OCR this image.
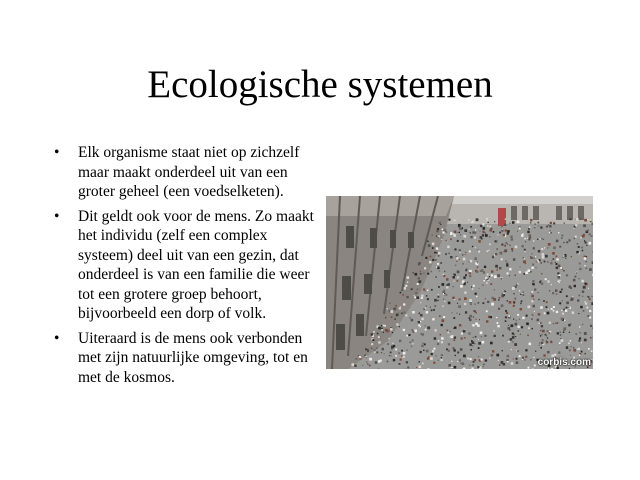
Ecologische systemen
• Elk organisme staat niet op zichzelf maar maakt onderdeel uit van een groter geheel (een voedselketen).
• Dit geldt ook voor de mens. Zo maakt het individu (zelf een complex systeem) deel uit van een gezin, dat onderdeel is van een familie die weer tot een grotere groep behoort, bijvoorbeeld een dorp of volk.
• Uiteraard is de mens ook verbonden met zijn natuurlijke omgeving, tot en met de kosmos.
corbis.com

• _WRITTEN REQUEST_:
Extract all the entries word for word; omit any pictures.

• _SOLUTION TO THIS PROBLEM_:
OCR this image.
Ecologische systemen
• Elk organisme staat niet op zichzelf maar maakt onderdeel uit van een groter geheel (een voedselketen).
• Dit geldt ook voor de mens. Zo maakt het individu (zelf een complex systeem) deel uit van een gezin, dat onderdeel is van een familie die weer tot een grotere groep behoort, bijvoorbeeld een dorp of volk.
• Uiteraard is de mens ook verbonden met zijn natuurlijke omgeving, tot en met de kosmos.
corbis.com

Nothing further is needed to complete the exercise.